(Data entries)
· · · · ·
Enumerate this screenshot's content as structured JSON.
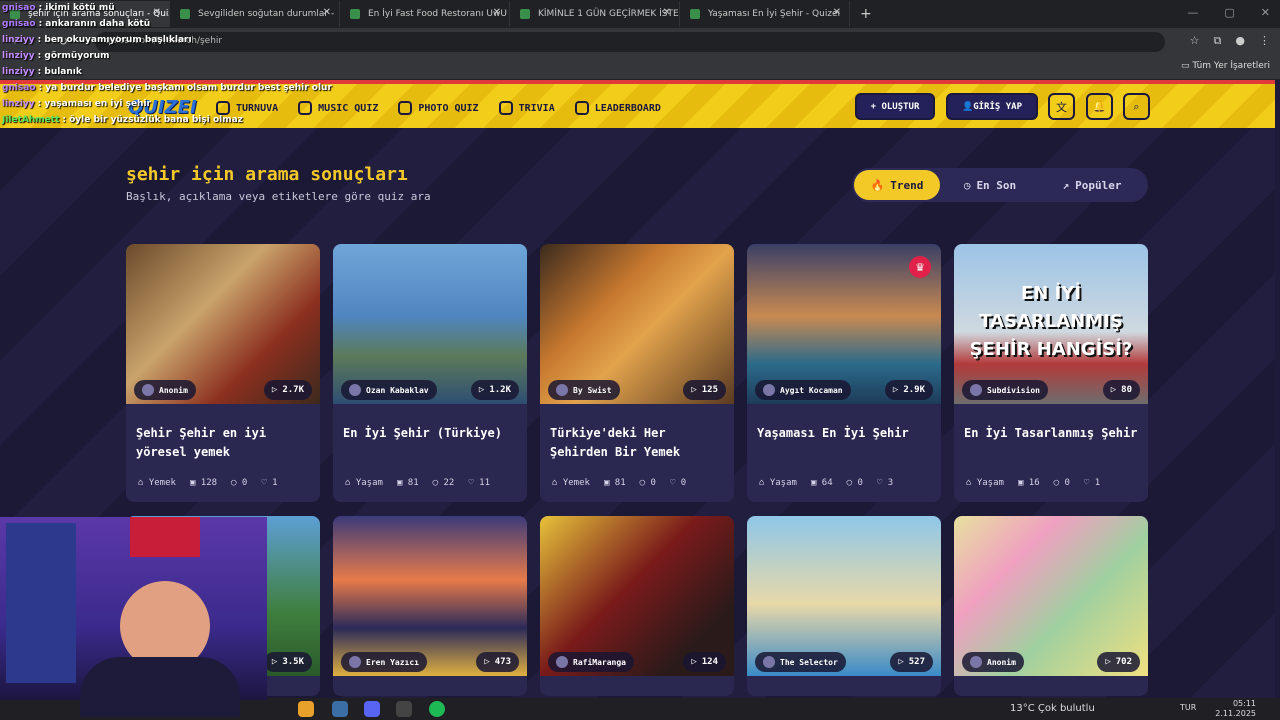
{
  "browser": {
    "tabs": [
      {
        "title": "şehir için arama sonuçları - Quizei",
        "active": true
      },
      {
        "title": "Sevgiliden soğutan durumlar -",
        "active": false
      },
      {
        "title": "En İyi Fast Food Restoranı UwU",
        "active": false
      },
      {
        "title": "KİMİNLE 1 GÜN GEÇİRMEK İSTE",
        "active": false
      },
      {
        "title": "Yaşaması En İyi Şehir - Quizei",
        "active": false
      }
    ],
    "url": "quizei.com/tr/search/şehir",
    "bookmarks_label": "Tüm Yer İşaretleri"
  },
  "chat": [
    {
      "user": "gnisao",
      "msg": "ikimi kötü mü",
      "color": "#b07cff"
    },
    {
      "user": "gnisao",
      "msg": "ankaranın daha kötü",
      "color": "#b07cff"
    },
    {
      "user": "linziyy",
      "msg": "ben okuyamıyorum başlıkları",
      "color": "#c38cff"
    },
    {
      "user": "linziyy",
      "msg": "görmüyorum",
      "color": "#c38cff"
    },
    {
      "user": "linziyy",
      "msg": "bulanık",
      "color": "#c38cff"
    },
    {
      "user": "gnisao",
      "msg": "ya burdur belediye başkanı olsam burdur best şehir olur",
      "color": "#b07cff"
    },
    {
      "user": "linziyy",
      "msg": "yaşaması en iyi şehir",
      "color": "#c38cff"
    },
    {
      "user": "JiletAhmett",
      "msg": "öyle bir yüzsüzlük bana bişi olmaz",
      "color": "#5ee85e"
    }
  ],
  "nav": {
    "logo": "QUIZEI",
    "links": [
      "TURNUVA",
      "MUSIC QUIZ",
      "PHOTO QUIZ",
      "TRIVIA",
      "LEADERBOARD"
    ],
    "create": "+ OLUŞTUR",
    "login": "GİRİŞ YAP"
  },
  "page": {
    "title": "şehir için arama sonuçları",
    "subtitle": "Başlık, açıklama veya etiketlere göre quiz ara",
    "sort": [
      "Trend",
      "En Son",
      "Popüler"
    ]
  },
  "cards": [
    {
      "author": "Anonim",
      "plays": "2.7K",
      "title": "Şehir Şehir en iyi yöresel yemek",
      "cat": "Yemek",
      "q": "128",
      "c": "0",
      "l": "1",
      "bg": "linear-gradient(135deg,#6b4a2b,#c9a36a 40%,#8b2f1f 70%,#3c2a1d)"
    },
    {
      "author": "Ozan Kabaklav",
      "plays": "1.2K",
      "title": "En İyi Şehir (Türkiye)",
      "cat": "Yaşam",
      "q": "81",
      "c": "22",
      "l": "11",
      "bg": "linear-gradient(180deg,#6fa6d8 0%,#4f86c0 45%,#5c7a5a 70%,#2e4e73 100%)"
    },
    {
      "author": "By Swist",
      "plays": "125",
      "title": "Türkiye'deki Her Şehirden Bir Yemek",
      "cat": "Yemek",
      "q": "81",
      "c": "0",
      "l": "0",
      "bg": "linear-gradient(135deg,#3a2a1e,#c6782e 35%,#e2a34c 55%,#5a3a22)"
    },
    {
      "author": "Aygıt Kocaman",
      "plays": "2.9K",
      "title": "Yaşaması En İyi Şehir",
      "cat": "Yaşam",
      "q": "64",
      "c": "0",
      "l": "3",
      "bg": "linear-gradient(180deg,#3a3f66 0%,#c98a52 45%,#2b6a8a 75%,#1e3c5a 100%)",
      "crown": true
    },
    {
      "author": "Subdivision",
      "plays": "80",
      "title": "En İyi Tasarlanmış Şehir",
      "cat": "Yaşam",
      "q": "16",
      "c": "0",
      "l": "1",
      "bg": "linear-gradient(180deg,#9cc3e6 0%,#cfd9e0 55%,#b33b3b 75%,#6d6d6d 100%)",
      "overlay": [
        "EN İYİ",
        "TASARLANMIŞ",
        "ŞEHİR HANGİSİ?"
      ]
    }
  ],
  "cards2": [
    {
      "author": "",
      "plays": "3.5K",
      "bg": "linear-gradient(180deg,#5d9fd4,#3f7f3f 60%,#2a5a2a)"
    },
    {
      "author": "Eren Yazıcı",
      "plays": "473",
      "bg": "linear-gradient(180deg,#3b3a7a 0%,#e87a4a 40%,#2b2a5a 70%,#e0b040 100%)"
    },
    {
      "author": "RafiMaranga",
      "plays": "124",
      "bg": "linear-gradient(135deg,#e6c23a,#7a1a1a 45%,#2a1a1a 80%)"
    },
    {
      "author": "The Selector",
      "plays": "527",
      "bg": "linear-gradient(180deg,#8ec7e8 0%,#e8d8a8 55%,#3a8ac8 100%)"
    },
    {
      "author": "Anonim",
      "plays": "702",
      "bg": "linear-gradient(135deg,#e8e0a0,#f0a0c0 30%,#a0d0a0 60%,#f0e080)"
    }
  ],
  "taskbar": {
    "weather": "13°C  Çok bulutlu",
    "lang": "TUR",
    "time": "05:11",
    "date": "2.11.2025"
  }
}
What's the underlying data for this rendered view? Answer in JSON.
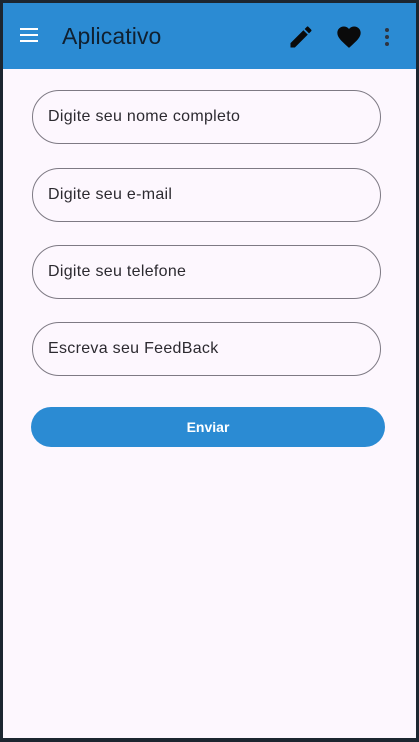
{
  "app_bar": {
    "title": "Aplicativo",
    "menu_icon": "hamburger-menu-icon",
    "actions": [
      "edit-pencil-icon",
      "favorite-heart-icon",
      "more-vert-icon"
    ],
    "background_color": "#2b8bd3"
  },
  "form": {
    "fields": [
      {
        "placeholder": "Digite seu nome completo"
      },
      {
        "placeholder": "Digite seu e-mail"
      },
      {
        "placeholder": "Digite seu telefone"
      },
      {
        "placeholder": "Escreva seu FeedBack"
      }
    ],
    "submit_label": "Enviar",
    "accent_color": "#2b8bd3"
  }
}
· · · · ·
◆ Problem to solve:
From the listing above, copy every line that includes the word "this".

◆ Answer for the task:
Enumerate this screenshot's content as structured JSON.
What's the underlying data for this rendered view? Answer in JSON.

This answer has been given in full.